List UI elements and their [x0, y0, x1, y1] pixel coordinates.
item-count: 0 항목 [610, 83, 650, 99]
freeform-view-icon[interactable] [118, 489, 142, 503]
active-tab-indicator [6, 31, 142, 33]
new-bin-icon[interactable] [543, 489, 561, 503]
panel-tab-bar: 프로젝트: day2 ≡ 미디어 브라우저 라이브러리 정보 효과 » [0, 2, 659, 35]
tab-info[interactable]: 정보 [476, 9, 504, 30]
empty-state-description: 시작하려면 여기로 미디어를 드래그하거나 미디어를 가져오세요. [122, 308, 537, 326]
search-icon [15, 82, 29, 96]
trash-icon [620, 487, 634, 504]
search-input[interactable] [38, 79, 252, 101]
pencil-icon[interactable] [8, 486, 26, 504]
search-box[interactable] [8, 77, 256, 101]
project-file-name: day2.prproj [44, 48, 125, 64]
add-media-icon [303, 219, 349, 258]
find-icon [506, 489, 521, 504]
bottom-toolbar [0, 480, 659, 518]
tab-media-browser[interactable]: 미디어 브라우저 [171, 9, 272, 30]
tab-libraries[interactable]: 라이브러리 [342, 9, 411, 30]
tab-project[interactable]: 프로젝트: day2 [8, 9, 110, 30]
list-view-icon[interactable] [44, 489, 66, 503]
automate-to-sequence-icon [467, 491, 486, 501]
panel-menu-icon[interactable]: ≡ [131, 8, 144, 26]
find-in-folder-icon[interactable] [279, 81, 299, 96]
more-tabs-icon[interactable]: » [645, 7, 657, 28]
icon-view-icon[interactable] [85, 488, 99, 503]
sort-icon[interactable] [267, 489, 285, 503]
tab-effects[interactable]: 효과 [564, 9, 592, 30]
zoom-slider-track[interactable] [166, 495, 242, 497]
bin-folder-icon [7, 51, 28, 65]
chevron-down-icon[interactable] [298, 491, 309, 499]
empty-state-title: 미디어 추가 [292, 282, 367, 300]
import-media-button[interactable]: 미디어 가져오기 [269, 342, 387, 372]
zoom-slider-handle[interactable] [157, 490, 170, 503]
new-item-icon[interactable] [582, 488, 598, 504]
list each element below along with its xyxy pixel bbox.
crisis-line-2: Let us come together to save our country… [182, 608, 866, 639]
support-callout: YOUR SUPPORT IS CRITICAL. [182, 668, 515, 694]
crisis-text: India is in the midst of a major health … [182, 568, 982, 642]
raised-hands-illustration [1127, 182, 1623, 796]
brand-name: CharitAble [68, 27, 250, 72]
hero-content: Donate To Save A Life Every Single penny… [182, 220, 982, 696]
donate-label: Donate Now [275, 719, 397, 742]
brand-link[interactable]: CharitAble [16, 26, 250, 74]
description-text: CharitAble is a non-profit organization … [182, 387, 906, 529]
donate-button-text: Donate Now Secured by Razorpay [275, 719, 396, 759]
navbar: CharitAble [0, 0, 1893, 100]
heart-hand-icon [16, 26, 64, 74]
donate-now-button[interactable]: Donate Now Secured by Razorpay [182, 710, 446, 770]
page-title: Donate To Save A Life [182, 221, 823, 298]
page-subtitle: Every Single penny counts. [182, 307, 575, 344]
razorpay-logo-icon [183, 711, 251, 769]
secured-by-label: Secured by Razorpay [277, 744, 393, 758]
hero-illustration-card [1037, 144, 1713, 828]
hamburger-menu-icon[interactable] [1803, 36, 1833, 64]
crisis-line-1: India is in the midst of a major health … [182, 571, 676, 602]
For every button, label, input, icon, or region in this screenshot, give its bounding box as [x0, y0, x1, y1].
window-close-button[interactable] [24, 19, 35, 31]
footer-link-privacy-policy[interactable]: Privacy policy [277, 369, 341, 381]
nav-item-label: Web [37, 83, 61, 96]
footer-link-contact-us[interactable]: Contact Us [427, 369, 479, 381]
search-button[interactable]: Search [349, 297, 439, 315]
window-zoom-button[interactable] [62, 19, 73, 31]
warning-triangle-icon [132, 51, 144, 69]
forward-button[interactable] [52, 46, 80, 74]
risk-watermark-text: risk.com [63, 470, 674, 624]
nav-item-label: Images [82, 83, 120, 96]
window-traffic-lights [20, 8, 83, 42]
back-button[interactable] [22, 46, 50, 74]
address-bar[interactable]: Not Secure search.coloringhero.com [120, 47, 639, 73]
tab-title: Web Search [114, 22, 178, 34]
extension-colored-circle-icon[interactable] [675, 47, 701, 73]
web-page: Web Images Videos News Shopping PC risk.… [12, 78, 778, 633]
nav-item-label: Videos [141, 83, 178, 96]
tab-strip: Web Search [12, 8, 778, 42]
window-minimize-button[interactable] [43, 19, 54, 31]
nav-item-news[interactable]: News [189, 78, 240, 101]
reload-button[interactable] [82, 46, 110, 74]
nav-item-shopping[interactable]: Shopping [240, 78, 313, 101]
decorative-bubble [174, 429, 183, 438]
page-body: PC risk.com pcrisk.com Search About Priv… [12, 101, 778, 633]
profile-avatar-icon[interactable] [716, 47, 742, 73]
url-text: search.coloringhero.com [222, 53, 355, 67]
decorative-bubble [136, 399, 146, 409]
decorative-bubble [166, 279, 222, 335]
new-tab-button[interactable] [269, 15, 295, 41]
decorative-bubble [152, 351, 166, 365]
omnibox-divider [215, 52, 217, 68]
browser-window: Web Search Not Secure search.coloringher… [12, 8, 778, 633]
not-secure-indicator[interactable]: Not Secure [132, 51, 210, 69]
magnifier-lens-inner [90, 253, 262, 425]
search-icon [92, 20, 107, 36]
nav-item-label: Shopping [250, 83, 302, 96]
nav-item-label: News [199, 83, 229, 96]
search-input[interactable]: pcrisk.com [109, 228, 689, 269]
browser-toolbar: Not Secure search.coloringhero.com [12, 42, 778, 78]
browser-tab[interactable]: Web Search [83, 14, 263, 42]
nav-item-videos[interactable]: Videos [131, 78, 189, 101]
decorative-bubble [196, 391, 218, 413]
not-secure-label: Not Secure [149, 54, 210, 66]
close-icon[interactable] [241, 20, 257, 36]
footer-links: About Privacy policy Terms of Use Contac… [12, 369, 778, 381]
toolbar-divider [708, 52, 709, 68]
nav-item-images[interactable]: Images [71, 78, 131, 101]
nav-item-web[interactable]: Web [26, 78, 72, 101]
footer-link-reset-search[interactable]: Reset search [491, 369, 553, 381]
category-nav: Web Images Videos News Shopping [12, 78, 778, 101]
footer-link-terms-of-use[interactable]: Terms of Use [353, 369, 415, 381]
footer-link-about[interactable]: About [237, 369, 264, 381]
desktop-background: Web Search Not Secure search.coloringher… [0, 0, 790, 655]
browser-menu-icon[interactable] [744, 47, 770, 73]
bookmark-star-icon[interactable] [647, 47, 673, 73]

**Brief**: Reproduce every row above verbatim, each on its own line and in the same order.

**Completed exercise**:
List UI elements and their [x0, y0, x1, y1] pixel coordinates.
item-count: 0 항목 [610, 83, 650, 99]
freeform-view-icon[interactable] [118, 489, 142, 503]
active-tab-indicator [6, 31, 142, 33]
new-bin-icon[interactable] [543, 489, 561, 503]
panel-tab-bar: 프로젝트: day2 ≡ 미디어 브라우저 라이브러리 정보 효과 » [0, 2, 659, 35]
tab-info[interactable]: 정보 [476, 9, 504, 30]
empty-state-description: 시작하려면 여기로 미디어를 드래그하거나 미디어를 가져오세요. [122, 308, 537, 326]
search-icon [15, 82, 29, 96]
trash-icon [620, 487, 634, 504]
search-input[interactable] [38, 79, 252, 101]
pencil-icon[interactable] [8, 486, 26, 504]
search-box[interactable] [8, 77, 256, 101]
project-file-name: day2.prproj [44, 48, 125, 64]
add-media-icon [303, 219, 349, 258]
find-icon [506, 489, 521, 504]
bottom-toolbar [0, 480, 659, 518]
tab-media-browser[interactable]: 미디어 브라우저 [171, 9, 272, 30]
tab-libraries[interactable]: 라이브러리 [342, 9, 411, 30]
tab-project[interactable]: 프로젝트: day2 [8, 9, 110, 30]
list-view-icon[interactable] [44, 489, 66, 503]
automate-to-sequence-icon [467, 491, 486, 501]
panel-menu-icon[interactable]: ≡ [131, 8, 144, 26]
find-in-folder-icon[interactable] [279, 81, 299, 96]
more-tabs-icon[interactable]: » [645, 7, 657, 28]
icon-view-icon[interactable] [85, 488, 99, 503]
sort-icon[interactable] [267, 489, 285, 503]
tab-effects[interactable]: 효과 [564, 9, 592, 30]
zoom-slider-track[interactable] [166, 495, 242, 497]
bin-folder-icon [7, 51, 28, 65]
chevron-down-icon[interactable] [298, 491, 309, 499]
empty-state-title: 미디어 추가 [292, 282, 367, 300]
import-media-button[interactable]: 미디어 가져오기 [269, 342, 387, 372]
zoom-slider-handle[interactable] [157, 490, 170, 503]
new-item-icon[interactable] [582, 488, 598, 504]
list each element below along with its xyxy pixel bbox.
crisis-line-2: Let us come together to save our country… [182, 608, 866, 639]
support-callout: YOUR SUPPORT IS CRITICAL. [182, 668, 515, 694]
crisis-text: India is in the midst of a major health … [182, 568, 982, 642]
raised-hands-illustration [1127, 182, 1623, 796]
brand-name: CharitAble [68, 27, 250, 72]
hero-content: Donate To Save A Life Every Single penny… [182, 220, 982, 696]
donate-label: Donate Now [275, 719, 397, 742]
brand-link[interactable]: CharitAble [16, 26, 250, 74]
description-text: CharitAble is a non-profit organization … [182, 387, 906, 529]
donate-button-text: Donate Now Secured by Razorpay [275, 719, 396, 759]
navbar: CharitAble [0, 0, 1893, 100]
heart-hand-icon [16, 26, 64, 74]
donate-now-button[interactable]: Donate Now Secured by Razorpay [182, 710, 446, 770]
page-title: Donate To Save A Life [182, 221, 823, 298]
page-subtitle: Every Single penny counts. [182, 307, 575, 344]
razorpay-logo-icon [183, 711, 251, 769]
secured-by-label: Secured by Razorpay [277, 744, 393, 758]
hero-illustration-card [1037, 144, 1713, 828]
hamburger-menu-icon[interactable] [1803, 36, 1833, 64]
crisis-line-1: India is in the midst of a major health … [182, 571, 676, 602]
For every button, label, input, icon, or region in this screenshot, give its bounding box as [x0, y0, x1, y1].
window-close-button[interactable] [24, 19, 35, 31]
footer-link-privacy-policy[interactable]: Privacy policy [277, 369, 341, 381]
nav-item-label: Web [37, 83, 61, 96]
footer-link-contact-us[interactable]: Contact Us [427, 369, 479, 381]
search-button[interactable]: Search [349, 297, 439, 315]
window-zoom-button[interactable] [62, 19, 73, 31]
warning-triangle-icon [132, 51, 144, 69]
forward-button[interactable] [52, 46, 80, 74]
risk-watermark-text: risk.com [63, 470, 674, 624]
nav-item-label: Images [82, 83, 120, 96]
window-traffic-lights [20, 8, 83, 42]
back-button[interactable] [22, 46, 50, 74]
address-bar[interactable]: Not Secure search.coloringhero.com [120, 47, 639, 73]
tab-title: Web Search [114, 22, 178, 34]
extension-colored-circle-icon[interactable] [675, 47, 701, 73]
web-page: Web Images Videos News Shopping PC risk.… [12, 78, 778, 633]
nav-item-label: Videos [141, 83, 178, 96]
tab-strip: Web Search [12, 8, 778, 42]
window-minimize-button[interactable] [43, 19, 54, 31]
nav-item-news[interactable]: News [189, 78, 240, 101]
reload-button[interactable] [82, 46, 110, 74]
nav-item-shopping[interactable]: Shopping [240, 78, 313, 101]
decorative-bubble [174, 429, 183, 438]
page-body: PC risk.com pcrisk.com Search About Priv… [12, 101, 778, 633]
profile-avatar-icon[interactable] [716, 47, 742, 73]
url-text: search.coloringhero.com [222, 53, 355, 67]
decorative-bubble [136, 399, 146, 409]
decorative-bubble [166, 279, 222, 335]
new-tab-button[interactable] [269, 15, 295, 41]
decorative-bubble [152, 351, 166, 365]
omnibox-divider [215, 52, 217, 68]
browser-window: Web Search Not Secure search.coloringher… [12, 8, 778, 633]
not-secure-indicator[interactable]: Not Secure [132, 51, 210, 69]
magnifier-lens-inner [90, 253, 262, 425]
search-icon [92, 20, 107, 36]
nav-item-label: Shopping [250, 83, 302, 96]
nav-item-label: News [199, 83, 229, 96]
search-input[interactable]: pcrisk.com [109, 228, 689, 269]
browser-toolbar: Not Secure search.coloringhero.com [12, 42, 778, 78]
browser-tab[interactable]: Web Search [83, 14, 263, 42]
nav-item-videos[interactable]: Videos [131, 78, 189, 101]
decorative-bubble [196, 391, 218, 413]
not-secure-label: Not Secure [149, 54, 210, 66]
close-icon[interactable] [241, 20, 257, 36]
footer-links: About Privacy policy Terms of Use Contac… [12, 369, 778, 381]
toolbar-divider [708, 52, 709, 68]
nav-item-images[interactable]: Images [71, 78, 131, 101]
nav-item-web[interactable]: Web [26, 78, 72, 101]
footer-link-reset-search[interactable]: Reset search [491, 369, 553, 381]
category-nav: Web Images Videos News Shopping [12, 78, 778, 101]
footer-link-terms-of-use[interactable]: Terms of Use [353, 369, 415, 381]
footer-link-about[interactable]: About [237, 369, 264, 381]
desktop-background: Web Search Not Secure search.coloringher… [0, 0, 790, 655]
browser-menu-icon[interactable] [744, 47, 770, 73]
bookmark-star-icon[interactable] [647, 47, 673, 73]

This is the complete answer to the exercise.